For every record that follows, transcribe the text exactly and leave any image out.

⟨

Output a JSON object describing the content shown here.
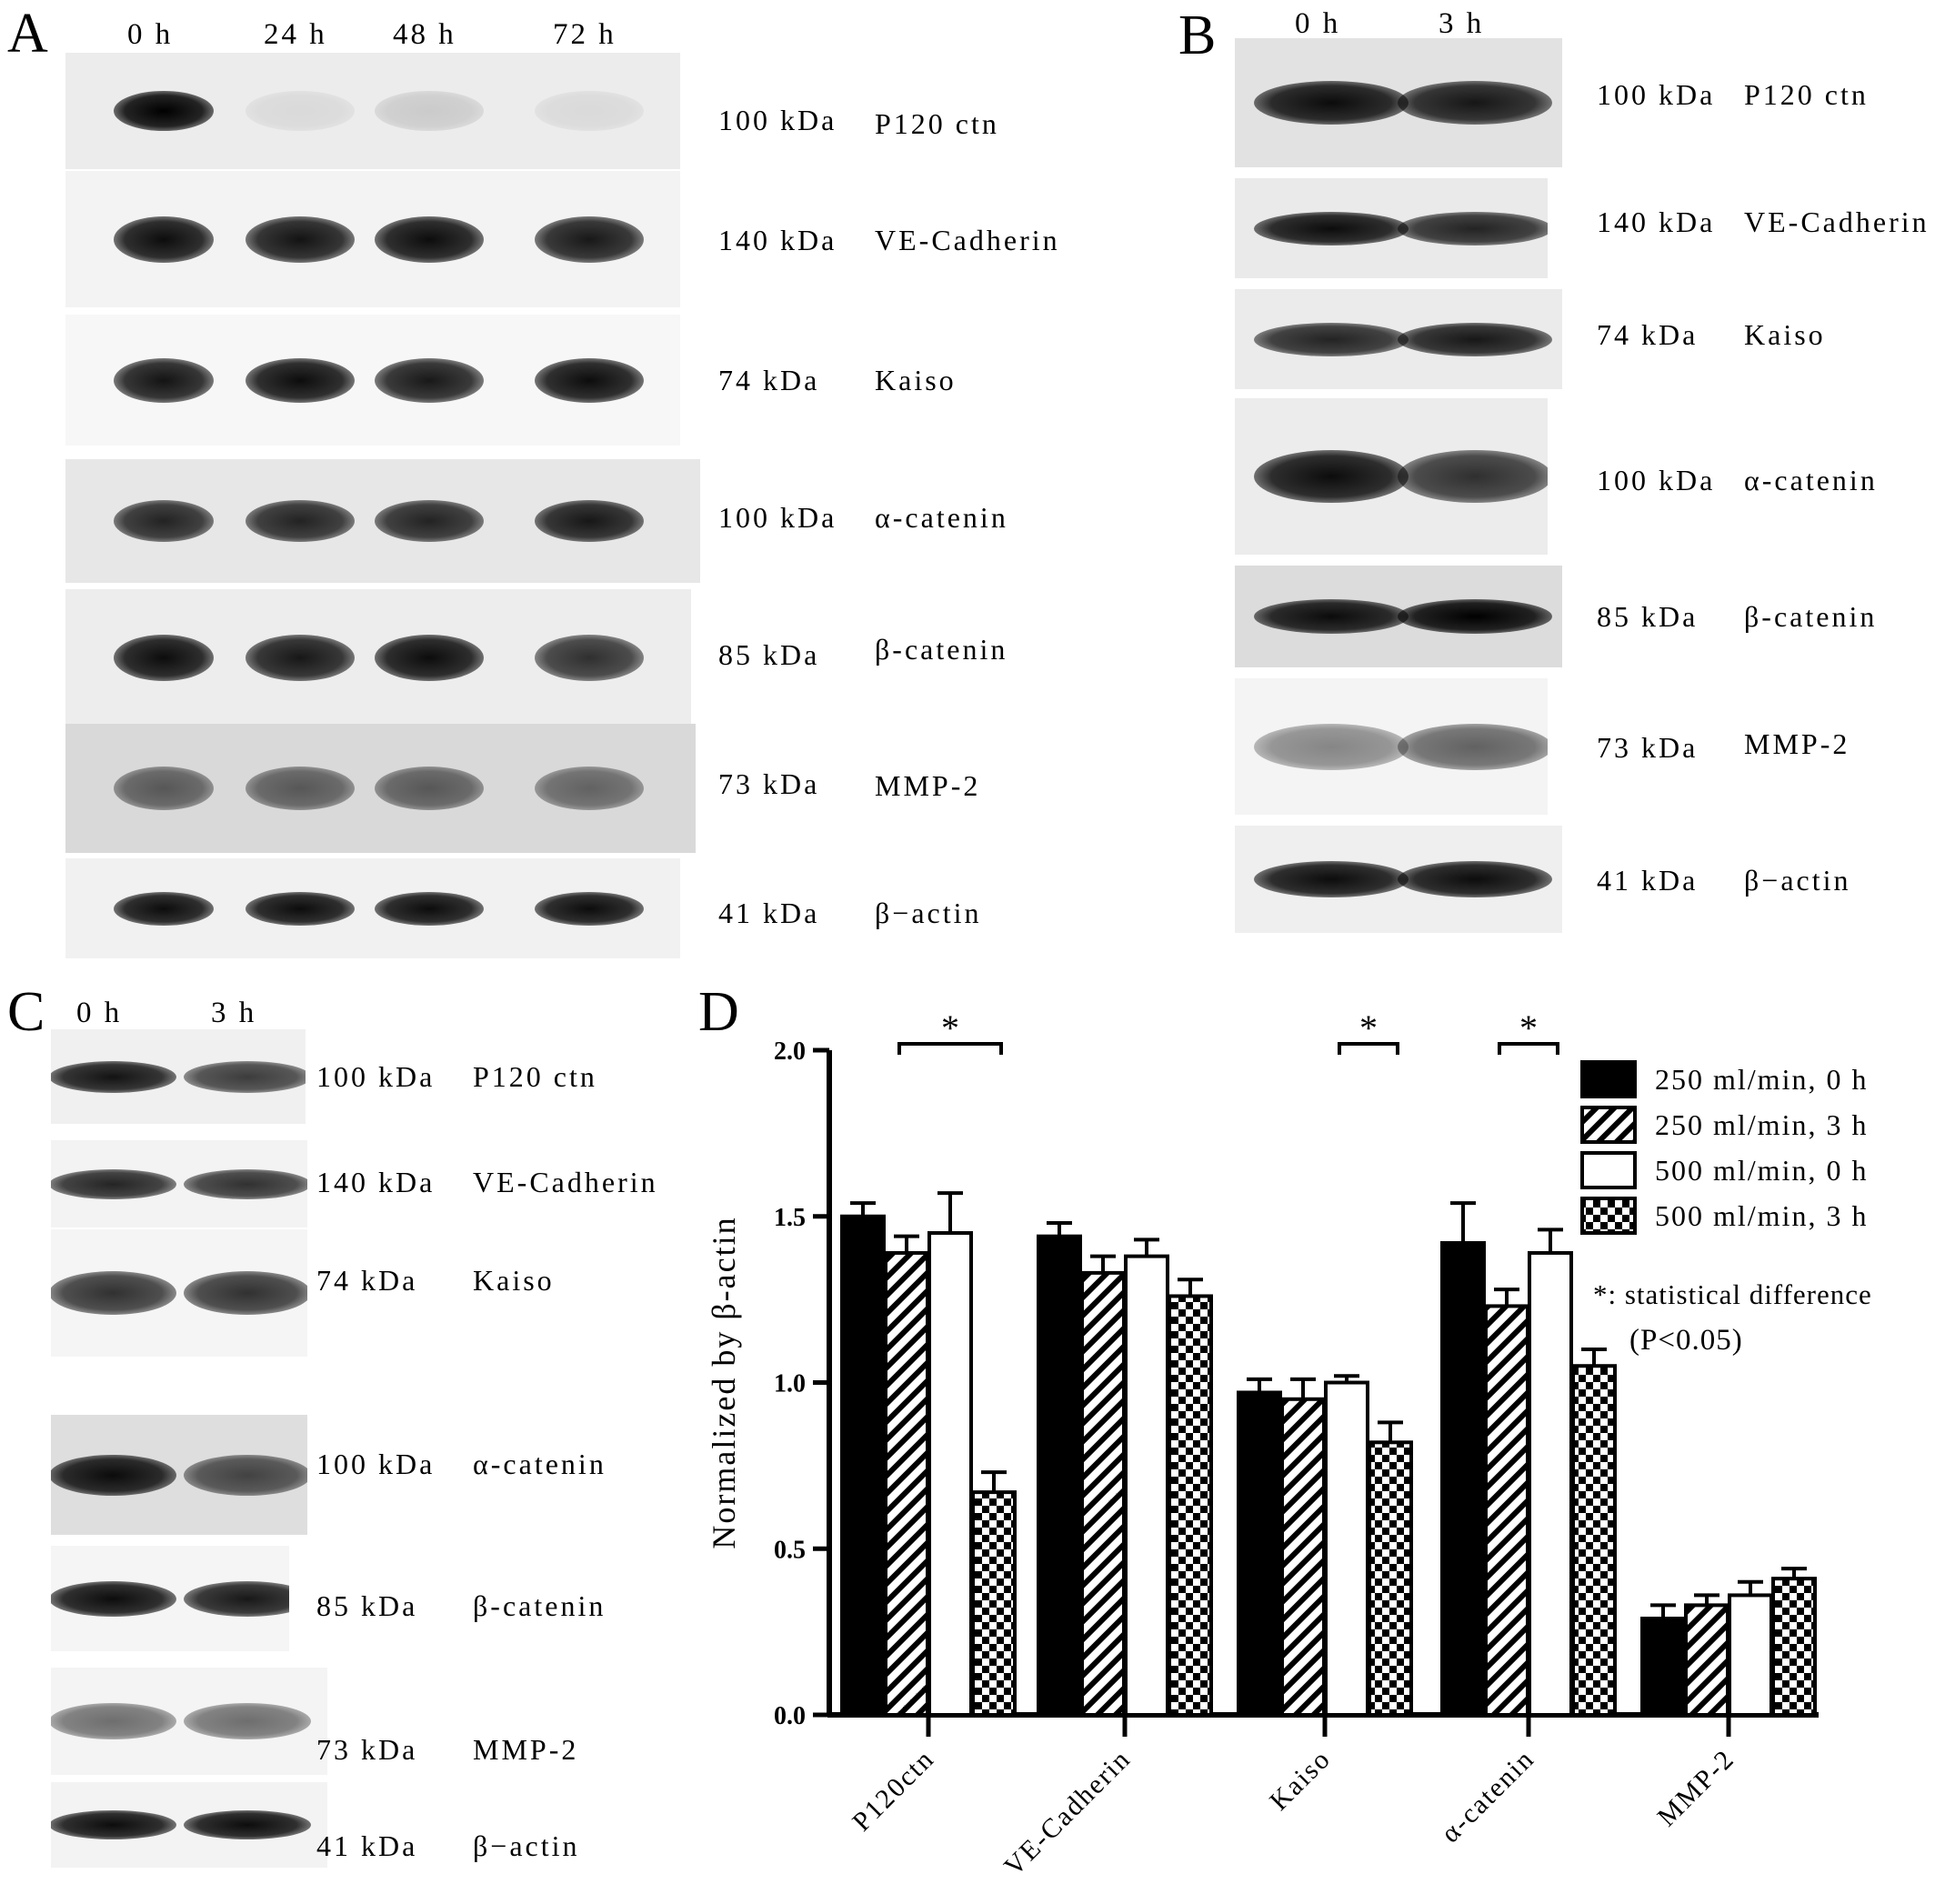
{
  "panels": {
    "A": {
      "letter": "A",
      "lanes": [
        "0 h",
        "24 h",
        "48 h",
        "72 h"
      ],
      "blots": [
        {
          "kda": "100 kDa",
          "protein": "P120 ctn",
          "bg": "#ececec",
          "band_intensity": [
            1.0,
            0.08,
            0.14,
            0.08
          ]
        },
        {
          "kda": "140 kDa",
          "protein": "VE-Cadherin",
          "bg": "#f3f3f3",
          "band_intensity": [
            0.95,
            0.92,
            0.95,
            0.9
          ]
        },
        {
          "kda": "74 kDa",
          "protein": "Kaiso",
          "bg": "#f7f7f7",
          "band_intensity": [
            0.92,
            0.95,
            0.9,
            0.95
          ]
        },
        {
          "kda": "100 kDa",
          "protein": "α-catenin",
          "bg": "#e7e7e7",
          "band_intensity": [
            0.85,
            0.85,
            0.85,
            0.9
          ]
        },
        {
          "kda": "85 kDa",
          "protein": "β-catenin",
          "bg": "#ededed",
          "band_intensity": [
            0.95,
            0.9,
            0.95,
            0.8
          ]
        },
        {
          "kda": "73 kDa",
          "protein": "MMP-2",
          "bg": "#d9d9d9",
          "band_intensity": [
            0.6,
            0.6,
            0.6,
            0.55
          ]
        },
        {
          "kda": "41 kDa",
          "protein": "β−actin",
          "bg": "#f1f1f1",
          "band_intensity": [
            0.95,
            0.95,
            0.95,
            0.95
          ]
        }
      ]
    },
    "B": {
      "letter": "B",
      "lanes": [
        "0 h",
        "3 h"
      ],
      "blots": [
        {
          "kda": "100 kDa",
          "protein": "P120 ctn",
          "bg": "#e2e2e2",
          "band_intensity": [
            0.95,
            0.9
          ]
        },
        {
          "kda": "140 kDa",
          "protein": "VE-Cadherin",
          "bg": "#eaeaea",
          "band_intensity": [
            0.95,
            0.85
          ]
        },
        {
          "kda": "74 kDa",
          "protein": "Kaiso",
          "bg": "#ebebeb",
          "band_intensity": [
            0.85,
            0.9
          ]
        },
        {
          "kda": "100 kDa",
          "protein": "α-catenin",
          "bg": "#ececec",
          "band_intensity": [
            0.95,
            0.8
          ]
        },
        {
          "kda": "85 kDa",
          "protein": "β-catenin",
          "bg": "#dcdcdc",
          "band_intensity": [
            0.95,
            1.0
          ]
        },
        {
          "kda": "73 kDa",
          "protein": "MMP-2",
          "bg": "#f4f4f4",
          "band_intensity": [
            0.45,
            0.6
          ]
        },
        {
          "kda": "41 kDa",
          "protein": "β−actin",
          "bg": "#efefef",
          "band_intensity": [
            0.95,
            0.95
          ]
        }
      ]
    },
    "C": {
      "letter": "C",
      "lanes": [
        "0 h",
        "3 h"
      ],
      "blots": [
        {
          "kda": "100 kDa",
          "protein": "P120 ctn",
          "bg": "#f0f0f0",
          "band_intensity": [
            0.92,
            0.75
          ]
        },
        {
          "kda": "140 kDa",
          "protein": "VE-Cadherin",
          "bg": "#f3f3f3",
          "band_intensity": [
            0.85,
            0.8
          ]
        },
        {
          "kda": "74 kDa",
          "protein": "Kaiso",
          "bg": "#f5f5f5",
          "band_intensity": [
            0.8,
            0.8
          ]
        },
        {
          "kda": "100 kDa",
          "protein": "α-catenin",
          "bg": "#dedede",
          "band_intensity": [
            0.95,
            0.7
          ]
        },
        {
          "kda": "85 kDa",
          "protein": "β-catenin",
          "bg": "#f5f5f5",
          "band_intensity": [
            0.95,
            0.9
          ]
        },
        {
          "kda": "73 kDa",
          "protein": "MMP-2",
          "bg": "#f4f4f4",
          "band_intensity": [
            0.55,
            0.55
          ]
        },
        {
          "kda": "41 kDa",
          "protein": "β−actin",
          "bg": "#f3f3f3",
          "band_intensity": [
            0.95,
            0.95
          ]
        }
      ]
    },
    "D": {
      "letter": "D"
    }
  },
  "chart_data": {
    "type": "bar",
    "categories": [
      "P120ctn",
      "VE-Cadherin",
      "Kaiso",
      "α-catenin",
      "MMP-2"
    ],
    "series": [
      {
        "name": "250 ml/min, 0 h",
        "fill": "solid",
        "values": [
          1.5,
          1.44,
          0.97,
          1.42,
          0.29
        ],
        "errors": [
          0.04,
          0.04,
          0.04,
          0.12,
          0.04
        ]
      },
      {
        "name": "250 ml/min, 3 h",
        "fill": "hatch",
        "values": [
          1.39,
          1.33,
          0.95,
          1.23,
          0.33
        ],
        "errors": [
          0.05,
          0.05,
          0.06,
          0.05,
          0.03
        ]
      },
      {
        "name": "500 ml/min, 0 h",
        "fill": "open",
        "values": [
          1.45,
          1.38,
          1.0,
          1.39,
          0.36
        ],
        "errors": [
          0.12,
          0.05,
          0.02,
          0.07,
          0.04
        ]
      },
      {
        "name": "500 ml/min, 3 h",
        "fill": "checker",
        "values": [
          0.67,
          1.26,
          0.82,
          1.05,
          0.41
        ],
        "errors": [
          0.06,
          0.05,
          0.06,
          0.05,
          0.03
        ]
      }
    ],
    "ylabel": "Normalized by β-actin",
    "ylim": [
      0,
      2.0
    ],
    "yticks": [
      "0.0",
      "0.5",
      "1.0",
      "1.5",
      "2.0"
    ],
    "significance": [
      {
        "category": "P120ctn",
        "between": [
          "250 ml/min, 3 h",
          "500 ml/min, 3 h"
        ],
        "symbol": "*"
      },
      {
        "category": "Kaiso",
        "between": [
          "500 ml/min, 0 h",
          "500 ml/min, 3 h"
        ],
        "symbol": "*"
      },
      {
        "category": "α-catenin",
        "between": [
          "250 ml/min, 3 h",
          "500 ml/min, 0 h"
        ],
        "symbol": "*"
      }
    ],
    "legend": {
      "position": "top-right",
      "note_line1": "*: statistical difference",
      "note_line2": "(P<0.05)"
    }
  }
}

⟩

**Written reply:**
Output a JSON object describing the content shown here.
{
  "panels": {
    "A": {
      "letter": "A",
      "lanes": [
        "0 h",
        "24 h",
        "48 h",
        "72 h"
      ],
      "blots": [
        {
          "kda": "100 kDa",
          "protein": "P120 ctn",
          "bg": "#ececec",
          "band_intensity": [
            1.0,
            0.08,
            0.14,
            0.08
          ]
        },
        {
          "kda": "140 kDa",
          "protein": "VE-Cadherin",
          "bg": "#f3f3f3",
          "band_intensity": [
            0.95,
            0.92,
            0.95,
            0.9
          ]
        },
        {
          "kda": "74 kDa",
          "protein": "Kaiso",
          "bg": "#f7f7f7",
          "band_intensity": [
            0.92,
            0.95,
            0.9,
            0.95
          ]
        },
        {
          "kda": "100 kDa",
          "protein": "α-catenin",
          "bg": "#e7e7e7",
          "band_intensity": [
            0.85,
            0.85,
            0.85,
            0.9
          ]
        },
        {
          "kda": "85 kDa",
          "protein": "β-catenin",
          "bg": "#ededed",
          "band_intensity": [
            0.95,
            0.9,
            0.95,
            0.8
          ]
        },
        {
          "kda": "73 kDa",
          "protein": "MMP-2",
          "bg": "#d9d9d9",
          "band_intensity": [
            0.6,
            0.6,
            0.6,
            0.55
          ]
        },
        {
          "kda": "41 kDa",
          "protein": "β−actin",
          "bg": "#f1f1f1",
          "band_intensity": [
            0.95,
            0.95,
            0.95,
            0.95
          ]
        }
      ]
    },
    "B": {
      "letter": "B",
      "lanes": [
        "0 h",
        "3 h"
      ],
      "blots": [
        {
          "kda": "100 kDa",
          "protein": "P120 ctn",
          "bg": "#e2e2e2",
          "band_intensity": [
            0.95,
            0.9
          ]
        },
        {
          "kda": "140 kDa",
          "protein": "VE-Cadherin",
          "bg": "#eaeaea",
          "band_intensity": [
            0.95,
            0.85
          ]
        },
        {
          "kda": "74 kDa",
          "protein": "Kaiso",
          "bg": "#ebebeb",
          "band_intensity": [
            0.85,
            0.9
          ]
        },
        {
          "kda": "100 kDa",
          "protein": "α-catenin",
          "bg": "#ececec",
          "band_intensity": [
            0.95,
            0.8
          ]
        },
        {
          "kda": "85 kDa",
          "protein": "β-catenin",
          "bg": "#dcdcdc",
          "band_intensity": [
            0.95,
            1.0
          ]
        },
        {
          "kda": "73 kDa",
          "protein": "MMP-2",
          "bg": "#f4f4f4",
          "band_intensity": [
            0.45,
            0.6
          ]
        },
        {
          "kda": "41 kDa",
          "protein": "β−actin",
          "bg": "#efefef",
          "band_intensity": [
            0.95,
            0.95
          ]
        }
      ]
    },
    "C": {
      "letter": "C",
      "lanes": [
        "0 h",
        "3 h"
      ],
      "blots": [
        {
          "kda": "100 kDa",
          "protein": "P120 ctn",
          "bg": "#f0f0f0",
          "band_intensity": [
            0.92,
            0.75
          ]
        },
        {
          "kda": "140 kDa",
          "protein": "VE-Cadherin",
          "bg": "#f3f3f3",
          "band_intensity": [
            0.85,
            0.8
          ]
        },
        {
          "kda": "74 kDa",
          "protein": "Kaiso",
          "bg": "#f5f5f5",
          "band_intensity": [
            0.8,
            0.8
          ]
        },
        {
          "kda": "100 kDa",
          "protein": "α-catenin",
          "bg": "#dedede",
          "band_intensity": [
            0.95,
            0.7
          ]
        },
        {
          "kda": "85 kDa",
          "protein": "β-catenin",
          "bg": "#f5f5f5",
          "band_intensity": [
            0.95,
            0.9
          ]
        },
        {
          "kda": "73 kDa",
          "protein": "MMP-2",
          "bg": "#f4f4f4",
          "band_intensity": [
            0.55,
            0.55
          ]
        },
        {
          "kda": "41 kDa",
          "protein": "β−actin",
          "bg": "#f3f3f3",
          "band_intensity": [
            0.95,
            0.95
          ]
        }
      ]
    },
    "D": {
      "letter": "D"
    }
  },
  "chart_data": {
    "type": "bar",
    "categories": [
      "P120ctn",
      "VE-Cadherin",
      "Kaiso",
      "α-catenin",
      "MMP-2"
    ],
    "series": [
      {
        "name": "250 ml/min, 0 h",
        "fill": "solid",
        "values": [
          1.5,
          1.44,
          0.97,
          1.42,
          0.29
        ],
        "errors": [
          0.04,
          0.04,
          0.04,
          0.12,
          0.04
        ]
      },
      {
        "name": "250 ml/min, 3 h",
        "fill": "hatch",
        "values": [
          1.39,
          1.33,
          0.95,
          1.23,
          0.33
        ],
        "errors": [
          0.05,
          0.05,
          0.06,
          0.05,
          0.03
        ]
      },
      {
        "name": "500 ml/min, 0 h",
        "fill": "open",
        "values": [
          1.45,
          1.38,
          1.0,
          1.39,
          0.36
        ],
        "errors": [
          0.12,
          0.05,
          0.02,
          0.07,
          0.04
        ]
      },
      {
        "name": "500 ml/min, 3 h",
        "fill": "checker",
        "values": [
          0.67,
          1.26,
          0.82,
          1.05,
          0.41
        ],
        "errors": [
          0.06,
          0.05,
          0.06,
          0.05,
          0.03
        ]
      }
    ],
    "ylabel": "Normalized by β-actin",
    "ylim": [
      0,
      2.0
    ],
    "yticks": [
      "0.0",
      "0.5",
      "1.0",
      "1.5",
      "2.0"
    ],
    "significance": [
      {
        "category": "P120ctn",
        "between": [
          "250 ml/min, 3 h",
          "500 ml/min, 3 h"
        ],
        "symbol": "*"
      },
      {
        "category": "Kaiso",
        "between": [
          "500 ml/min, 0 h",
          "500 ml/min, 3 h"
        ],
        "symbol": "*"
      },
      {
        "category": "α-catenin",
        "between": [
          "250 ml/min, 3 h",
          "500 ml/min, 0 h"
        ],
        "symbol": "*"
      }
    ],
    "legend": {
      "position": "top-right",
      "note_line1": "*: statistical difference",
      "note_line2": "(P<0.05)"
    }
  }
}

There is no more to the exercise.